▶ **GIVEN EXERCISE**
Look for the word "What" in each line and report the count of matching lines, with nothing added.

▶ **RECORDS SHOWN**
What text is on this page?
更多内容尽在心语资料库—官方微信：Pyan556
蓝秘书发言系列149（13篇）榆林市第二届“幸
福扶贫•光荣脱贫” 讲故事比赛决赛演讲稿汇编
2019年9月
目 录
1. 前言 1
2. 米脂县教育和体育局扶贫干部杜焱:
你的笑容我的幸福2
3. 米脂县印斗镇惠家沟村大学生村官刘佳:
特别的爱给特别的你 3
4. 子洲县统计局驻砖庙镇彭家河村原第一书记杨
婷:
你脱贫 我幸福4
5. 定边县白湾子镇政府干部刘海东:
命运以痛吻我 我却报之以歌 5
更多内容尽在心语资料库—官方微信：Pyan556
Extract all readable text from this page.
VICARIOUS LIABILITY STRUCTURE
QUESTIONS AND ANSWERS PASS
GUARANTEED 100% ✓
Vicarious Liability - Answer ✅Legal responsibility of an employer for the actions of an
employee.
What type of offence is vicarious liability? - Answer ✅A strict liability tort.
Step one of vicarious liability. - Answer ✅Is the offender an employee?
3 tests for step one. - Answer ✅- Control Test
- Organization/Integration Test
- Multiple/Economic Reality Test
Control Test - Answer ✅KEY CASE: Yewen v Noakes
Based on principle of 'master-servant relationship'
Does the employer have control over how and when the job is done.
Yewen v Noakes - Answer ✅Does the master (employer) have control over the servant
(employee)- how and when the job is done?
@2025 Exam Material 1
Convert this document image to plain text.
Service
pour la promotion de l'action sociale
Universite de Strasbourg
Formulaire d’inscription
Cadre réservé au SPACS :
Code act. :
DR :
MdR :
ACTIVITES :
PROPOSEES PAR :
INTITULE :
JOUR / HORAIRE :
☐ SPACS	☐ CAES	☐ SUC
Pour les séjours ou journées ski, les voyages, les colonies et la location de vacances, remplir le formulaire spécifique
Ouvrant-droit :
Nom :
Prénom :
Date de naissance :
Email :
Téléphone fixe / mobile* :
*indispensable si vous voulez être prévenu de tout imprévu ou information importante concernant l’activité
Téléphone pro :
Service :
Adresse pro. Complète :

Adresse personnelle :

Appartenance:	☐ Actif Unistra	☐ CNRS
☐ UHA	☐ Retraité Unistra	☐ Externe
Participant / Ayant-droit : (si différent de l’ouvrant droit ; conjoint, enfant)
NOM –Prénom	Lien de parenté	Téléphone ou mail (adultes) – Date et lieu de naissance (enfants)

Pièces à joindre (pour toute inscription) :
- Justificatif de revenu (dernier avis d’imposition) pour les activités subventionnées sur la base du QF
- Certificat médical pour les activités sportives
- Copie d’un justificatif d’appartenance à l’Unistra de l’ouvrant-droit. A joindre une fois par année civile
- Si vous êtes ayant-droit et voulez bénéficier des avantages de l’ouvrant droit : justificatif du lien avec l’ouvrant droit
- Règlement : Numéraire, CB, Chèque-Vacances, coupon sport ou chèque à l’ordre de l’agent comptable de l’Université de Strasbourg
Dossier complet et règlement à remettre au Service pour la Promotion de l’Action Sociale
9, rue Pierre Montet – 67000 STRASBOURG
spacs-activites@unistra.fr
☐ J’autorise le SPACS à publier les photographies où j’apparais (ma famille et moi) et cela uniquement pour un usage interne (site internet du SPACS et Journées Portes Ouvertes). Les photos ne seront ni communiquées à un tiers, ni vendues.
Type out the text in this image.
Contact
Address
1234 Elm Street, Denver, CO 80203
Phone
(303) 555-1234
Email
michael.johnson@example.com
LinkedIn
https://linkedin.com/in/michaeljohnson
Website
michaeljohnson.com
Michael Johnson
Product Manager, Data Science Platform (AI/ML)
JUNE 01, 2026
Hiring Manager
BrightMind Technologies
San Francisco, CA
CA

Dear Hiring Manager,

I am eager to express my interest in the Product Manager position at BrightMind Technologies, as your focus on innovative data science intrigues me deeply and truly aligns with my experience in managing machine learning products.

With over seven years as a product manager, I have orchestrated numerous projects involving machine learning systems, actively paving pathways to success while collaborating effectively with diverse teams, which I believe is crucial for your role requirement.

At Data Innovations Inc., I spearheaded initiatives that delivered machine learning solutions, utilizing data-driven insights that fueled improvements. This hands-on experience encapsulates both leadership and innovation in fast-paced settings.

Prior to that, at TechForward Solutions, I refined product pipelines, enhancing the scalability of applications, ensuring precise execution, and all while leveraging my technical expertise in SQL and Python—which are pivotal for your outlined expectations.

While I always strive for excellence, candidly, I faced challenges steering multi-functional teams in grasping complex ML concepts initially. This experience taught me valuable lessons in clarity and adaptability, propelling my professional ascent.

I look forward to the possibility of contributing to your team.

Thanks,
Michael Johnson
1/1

▶ **CORRECT ANSWER**
2